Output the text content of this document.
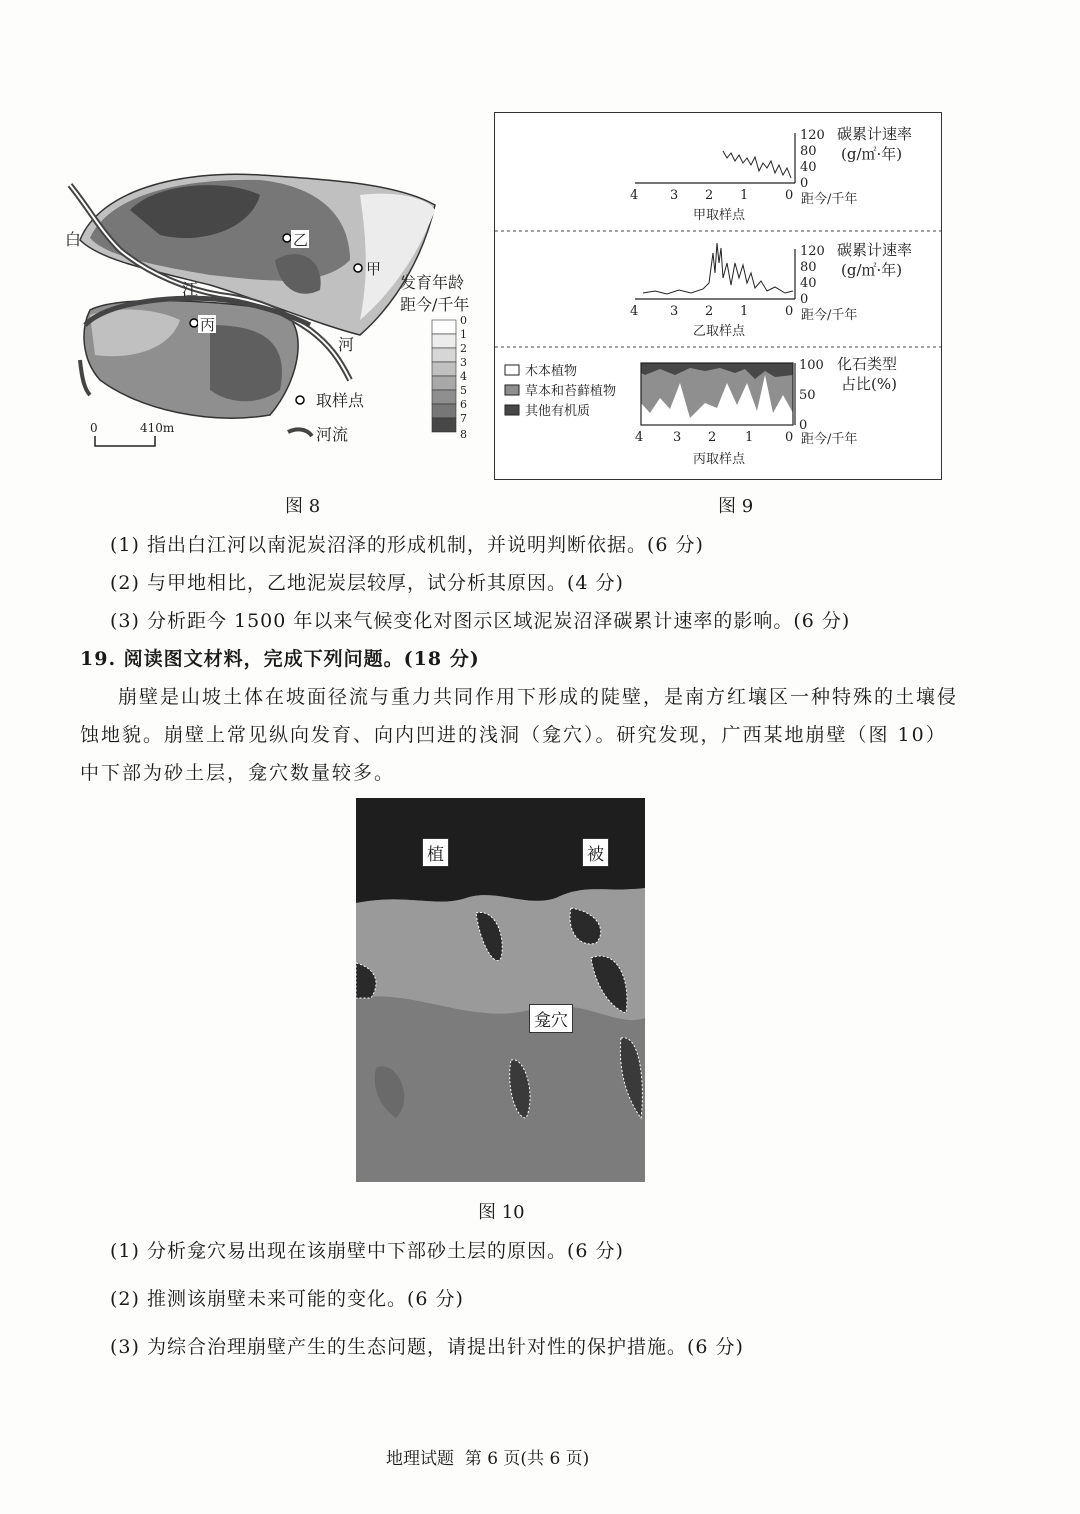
白
江
河
甲
乙
丙
发育年龄
距今/千年
0
1
2
3
4
5
6
7
8
取样点
河流
0	410m
图 8
4 3 2 1	0
120
80
40
0
碳累计速率
(g/㎡·年)
距今/千年
甲取样点
4 3 2 1	0
120
80
40
0
碳累计速率
(g/㎡·年)
距今/千年
乙取样点
4 3 2 1 0
100
50
0
化石类型
占比(%)
距今/千年
丙取样点
木本植物
草本和苔藓植物
其他有机质
图 9
(1) 指出白江河以南泥炭沼泽的形成机制，并说明判断依据。(6 分)
(2) 与甲地相比，乙地泥炭层较厚，试分析其原因。(4 分)
(3) 分析距今 1500 年以来气候变化对图示区域泥炭沼泽碳累计速率的影响。(6 分)
19. 阅读图文材料，完成下列问题。(18 分)
崩壁是山坡土体在坡面径流与重力共同作用下形成的陡壁，是南方红壤区一种特殊的土壤侵蚀地貌。崩壁上常见纵向发育、向内凹进的浅洞（龛穴）。研究发现，广西某地崩壁（图 10）中下部为砂土层，龛穴数量较多。
植	被
龛穴
图 10
(1) 分析龛穴易出现在该崩壁中下部砂土层的原因。(6 分)
(2) 推测该崩壁未来可能的变化。(6 分)
(3) 为综合治理崩壁产生的生态问题，请提出针对性的保护措施。(6 分)
地理试题  第 6 页(共 6 页)
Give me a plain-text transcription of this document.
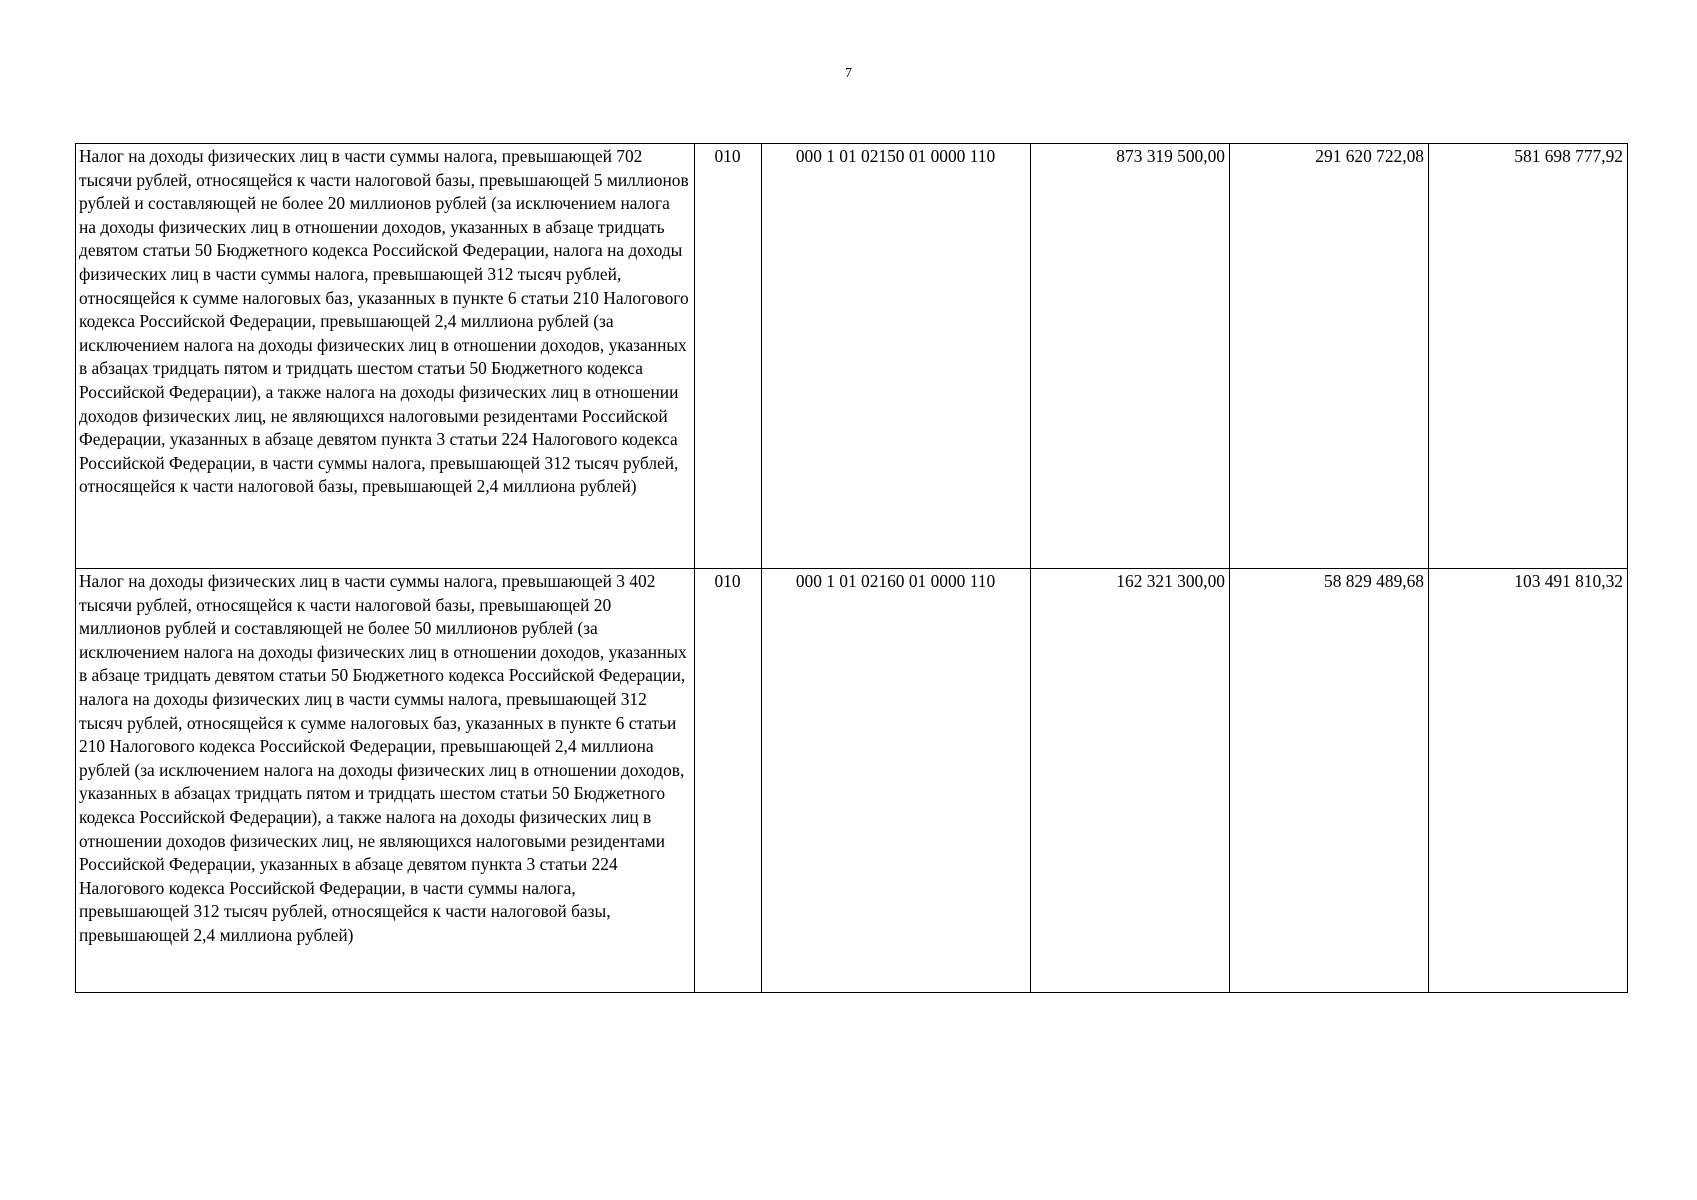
7
Налог на доходы физических лиц в части суммы налога, превышающей 702 тысячи рублей, относящейся к части налоговой базы, превышающей 5 миллионов рублей и составляющей не более 20 миллионов рублей (за исключением налога на доходы физических лиц в отношении доходов, указанных в абзаце тридцать девятом статьи 50 Бюджетного кодекса Российской Федерации, налога на доходы физических лиц в части суммы налога, превышающей 312 тысяч рублей, относящейся к сумме налоговых баз, указанных в пункте 6 статьи 210 Налогового кодекса Российской Федерации, превышающей 2,4 миллиона рублей (за исключением налога на доходы физических лиц в отношении доходов, указанных в абзацах тридцать пятом и тридцать шестом статьи 50 Бюджетного кодекса Российской Федерации), а также налога на доходы физических лиц в отношении доходов физических лиц, не являющихся налоговыми резидентами Российской Федерации, указанных в абзаце девятом пункта 3 статьи 224 Налогового кодекса Российской Федерации, в части суммы налога, превышающей 312 тысяч рублей, относящейся к части налоговой базы, превышающей 2,4 миллиона рублей)	010	000 1 01 02150 01 0000 110	873 319 500,00	291 620 722,08	581 698 777,92
Налог на доходы физических лиц в части суммы налога, превышающей 3 402 тысячи рублей, относящейся к части налоговой базы, превышающей 20 миллионов рублей и составляющей не более 50 миллионов рублей (за исключением налога на доходы физических лиц в отношении доходов, указанных в абзаце тридцать девятом статьи 50 Бюджетного кодекса Российской Федерации, налога на доходы физических лиц в части суммы налога, превышающей 312 тысяч рублей, относящейся к сумме налоговых баз, указанных в пункте 6 статьи 210 Налогового кодекса Российской Федерации, превышающей 2,4 миллиона рублей (за исключением налога на доходы физических лиц в отношении доходов, указанных в абзацах тридцать пятом и тридцать шестом статьи 50 Бюджетного кодекса Российской Федерации), а также налога на доходы физических лиц в отношении доходов физических лиц, не являющихся налоговыми резидентами Российской Федерации, указанных в абзаце девятом пункта 3 статьи 224 Налогового кодекса Российской Федерации, в части суммы налога, превышающей 312 тысяч рублей, относящейся к части налоговой базы, превышающей 2,4 миллиона рублей)	010	000 1 01 02160 01 0000 110	162 321 300,00	58 829 489,68	103 491 810,32
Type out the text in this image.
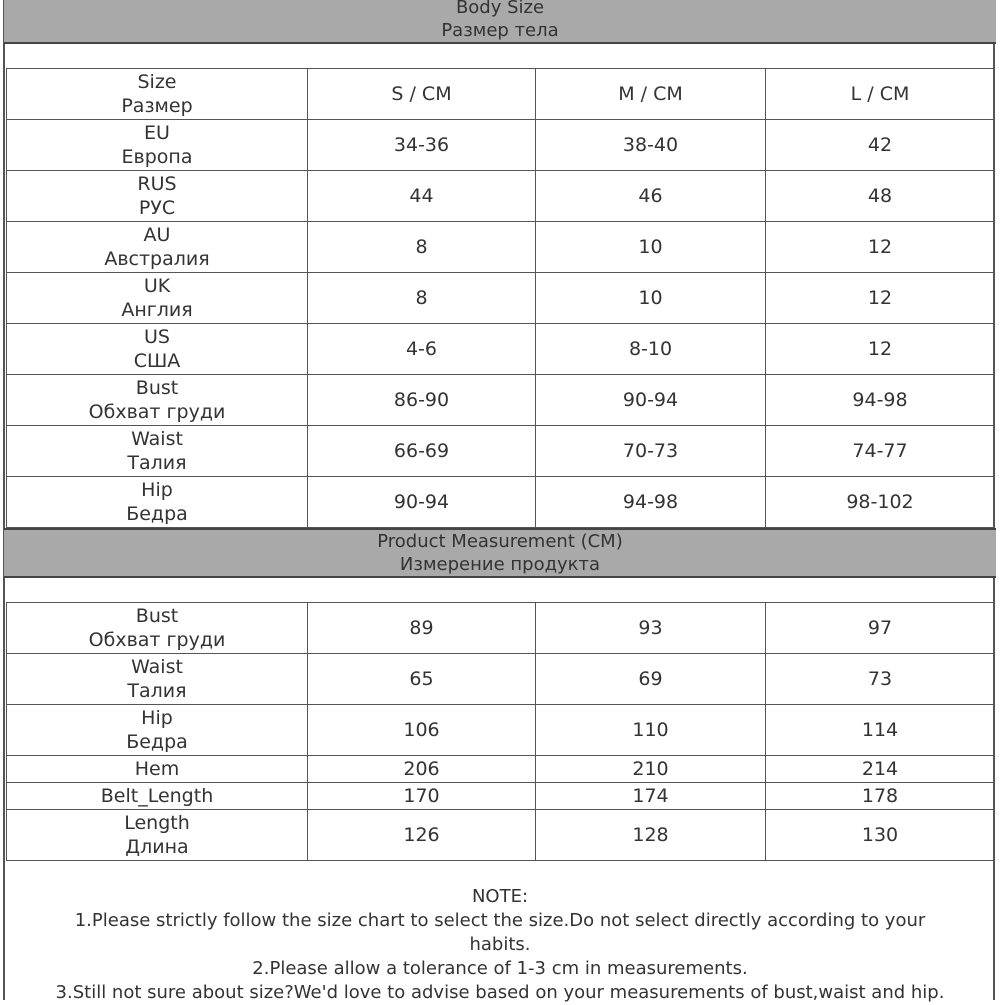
Body Size
Размер тела
Size
Размер	S / CM	M / CM	L / CM

EU
Европа	34-36	38-40	42

RUS
РУС	44	46	48

AU
Австралия	8	10	12

UK
Англия	8	10	12

US
США	4-6	8-10	12

Bust
Обхват груди	86-90	90-94	94-98

Waist
Талия	66-69	70-73	74-77

Hip
Бедра	90-94	94-98	98-102
Product Measurement (CM)
Измерение продукта
Bust
Обхват груди	89	93	97

Waist
Талия	65	69	73

Hip
Бедра	106	110	114

Hem	206	210	214

Belt_Length	170	174	178

Length
Длина	126	128	130
NOTE:
1.Please strictly follow the size chart to select the size.Do not select directly according to your
habits.
2.Please allow a tolerance of 1-3 cm in measurements.
3.Still not sure about size?We'd love to advise based on your measurements of bust,waist and hip.
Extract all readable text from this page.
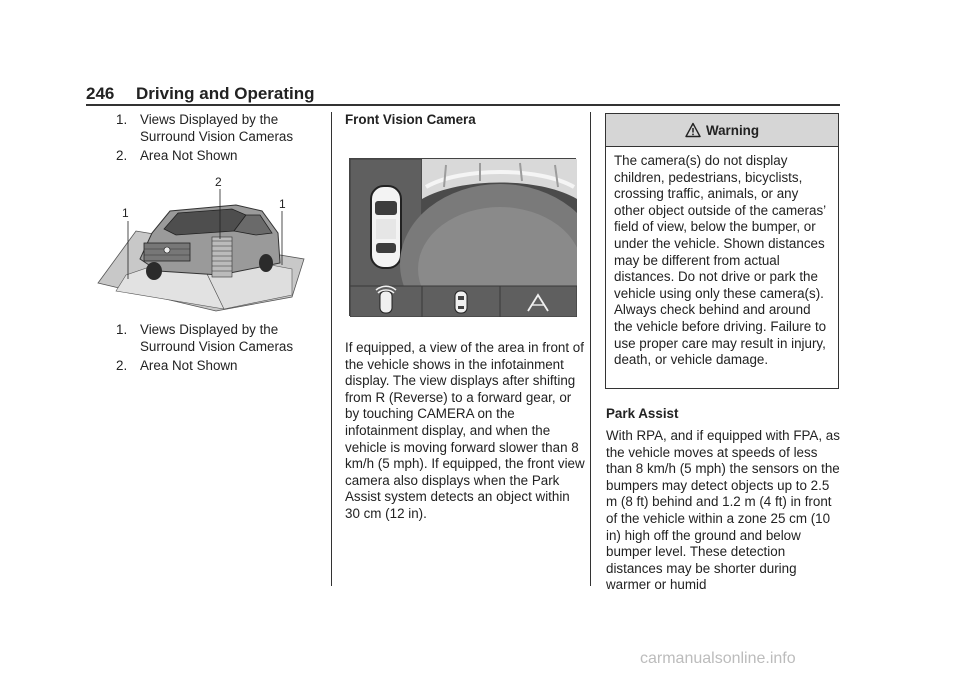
246 Driving and Operating
1. Views Displayed by the Surround Vision Cameras
2. Area Not Shown
1
2
1
1. Views Displayed by the Surround Vision Cameras
2. Area Not Shown
Front Vision Camera
If equipped, a view of the area in front of the vehicle shows in the infotainment display. The view displays after shifting from R (Reverse) to a forward gear, or by touching CAMERA on the infotainment display, and when the vehicle is moving forward slower than 8 km/h (5 mph). If equipped, the front view camera also displays when the Park Assist system detects an object within 30 cm (12 in).
Warning
The camera(s) do not display children, pedestrians, bicyclists, crossing traffic, animals, or any other object outside of the cameras’ field of view, below the bumper, or under the vehicle. Shown distances may be different from actual distances. Do not drive or park the vehicle using only these camera(s). Always check behind and around the vehicle before driving. Failure to use proper care may result in injury, death, or vehicle damage.
Park Assist
With RPA, and if equipped with FPA, as the vehicle moves at speeds of less than 8 km/h (5 mph) the sensors on the bumpers may detect objects up to 2.5 m (8 ft) behind and 1.2 m (4 ft) in front of the vehicle within a zone 25 cm (10 in) high off the ground and below bumper level. These detection distances may be shorter during warmer or humid
carmanualsonline.info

※ ※ ※

» **What needs to be done**: Retype all the records shown above, character for character. Omit every picture.

» **Exercise result**:
Output the text content of this document.
白
江
河
甲
乙
丙
发育年龄
距今/千年
0
1
2
3
4
5
6
7
8
取样点
河流
0	410m
图 8
4 3 2 1	0
120
80
40
0
碳累计速率
(g/㎡·年)
距今/千年
甲取样点
4 3 2 1	0
120
80
40
0
碳累计速率
(g/㎡·年)
距今/千年
乙取样点
4 3 2 1 0
100
50
0
化石类型
占比(%)
距今/千年
丙取样点
木本植物
草本和苔藓植物
其他有机质
图 9
(1) 指出白江河以南泥炭沼泽的形成机制，并说明判断依据。(6 分)
(2) 与甲地相比，乙地泥炭层较厚，试分析其原因。(4 分)
(3) 分析距今 1500 年以来气候变化对图示区域泥炭沼泽碳累计速率的影响。(6 分)
19. 阅读图文材料，完成下列问题。(18 分)
崩壁是山坡土体在坡面径流与重力共同作用下形成的陡壁，是南方红壤区一种特殊的土壤侵蚀地貌。崩壁上常见纵向发育、向内凹进的浅洞（龛穴）。研究发现，广西某地崩壁（图 10）中下部为砂土层，龛穴数量较多。
植	被
龛穴
图 10
(1) 分析龛穴易出现在该崩壁中下部砂土层的原因。(6 分)
(2) 推测该崩壁未来可能的变化。(6 分)
(3) 为综合治理崩壁产生的生态问题，请提出针对性的保护措施。(6 分)
地理试题  第 6 页(共 6 页)
Give me a plain-text transcription of this document.
7
Налог на доходы физических лиц в части суммы налога, превышающей 702 тысячи рублей, относящейся к части налоговой базы, превышающей 5 миллионов рублей и составляющей не более 20 миллионов рублей (за исключением налога на доходы физических лиц в отношении доходов, указанных в абзаце тридцать девятом статьи 50 Бюджетного кодекса Российской Федерации, налога на доходы физических лиц в части суммы налога, превышающей 312 тысяч рублей, относящейся к сумме налоговых баз, указанных в пункте 6 статьи 210 Налогового кодекса Российской Федерации, превышающей 2,4 миллиона рублей (за исключением налога на доходы физических лиц в отношении доходов, указанных в абзацах тридцать пятом и тридцать шестом статьи 50 Бюджетного кодекса Российской Федерации), а также налога на доходы физических лиц в отношении доходов физических лиц, не являющихся налоговыми резидентами Российской Федерации, указанных в абзаце девятом пункта 3 статьи 224 Налогового кодекса Российской Федерации, в части суммы налога, превышающей 312 тысяч рублей, относящейся к части налоговой базы, превышающей 2,4 миллиона рублей)	010	000 1 01 02150 01 0000 110	873 319 500,00	291 620 722,08	581 698 777,92
Налог на доходы физических лиц в части суммы налога, превышающей 3 402 тысячи рублей, относящейся к части налоговой базы, превышающей 20 миллионов рублей и составляющей не более 50 миллионов рублей (за исключением налога на доходы физических лиц в отношении доходов, указанных в абзаце тридцать девятом статьи 50 Бюджетного кодекса Российской Федерации, налога на доходы физических лиц в части суммы налога, превышающей 312 тысяч рублей, относящейся к сумме налоговых баз, указанных в пункте 6 статьи 210 Налогового кодекса Российской Федерации, превышающей 2,4 миллиона рублей (за исключением налога на доходы физических лиц в отношении доходов, указанных в абзацах тридцать пятом и тридцать шестом статьи 50 Бюджетного кодекса Российской Федерации), а также налога на доходы физических лиц в отношении доходов физических лиц, не являющихся налоговыми резидентами Российской Федерации, указанных в абзаце девятом пункта 3 статьи 224 Налогового кодекса Российской Федерации, в части суммы налога, превышающей 312 тысяч рублей, относящейся к части налоговой базы, превышающей 2,4 миллиона рублей)	010	000 1 01 02160 01 0000 110	162 321 300,00	58 829 489,68	103 491 810,32
Type out the text in this image.
Body Size
Размер тела
Size
Размер	S / CM	M / CM	L / CM

EU
Европа	34-36	38-40	42

RUS
РУС	44	46	48

AU
Австралия	8	10	12

UK
Англия	8	10	12

US
США	4-6	8-10	12

Bust
Обхват груди	86-90	90-94	94-98

Waist
Талия	66-69	70-73	74-77

Hip
Бедра	90-94	94-98	98-102
Product Measurement (CM)
Измерение продукта
Bust
Обхват груди	89	93	97

Waist
Талия	65	69	73

Hip
Бедра	106	110	114

Hem	206	210	214

Belt_Length	170	174	178

Length
Длина	126	128	130
NOTE:
1.Please strictly follow the size chart to select the size.Do not select directly according to your
habits.
2.Please allow a tolerance of 1-3 cm in measurements.
3.Still not sure about size?We'd love to advise based on your measurements of bust,waist and hip.
Extract all readable text from this page.
246 Driving and Operating
1. Views Displayed by the Surround Vision Cameras
2. Area Not Shown
1
2
1
1. Views Displayed by the Surround Vision Cameras
2. Area Not Shown
Front Vision Camera
If equipped, a view of the area in front of the vehicle shows in the infotainment display. The view displays after shifting from R (Reverse) to a forward gear, or by touching CAMERA on the infotainment display, and when the vehicle is moving forward slower than 8 km/h (5 mph). If equipped, the front view camera also displays when the Park Assist system detects an object within 30 cm (12 in).
Warning
The camera(s) do not display children, pedestrians, bicyclists, crossing traffic, animals, or any other object outside of the cameras’ field of view, below the bumper, or under the vehicle. Shown distances may be different from actual distances. Do not drive or park the vehicle using only these camera(s). Always check behind and around the vehicle before driving. Failure to use proper care may result in injury, death, or vehicle damage.
Park Assist
With RPA, and if equipped with FPA, as the vehicle moves at speeds of less than 8 km/h (5 mph) the sensors on the bumpers may detect objects up to 2.5 m (8 ft) behind and 1.2 m (4 ft) in front of the vehicle within a zone 25 cm (10 in) high off the ground and below bumper level. These detection distances may be shorter during warmer or humid
carmanualsonline.info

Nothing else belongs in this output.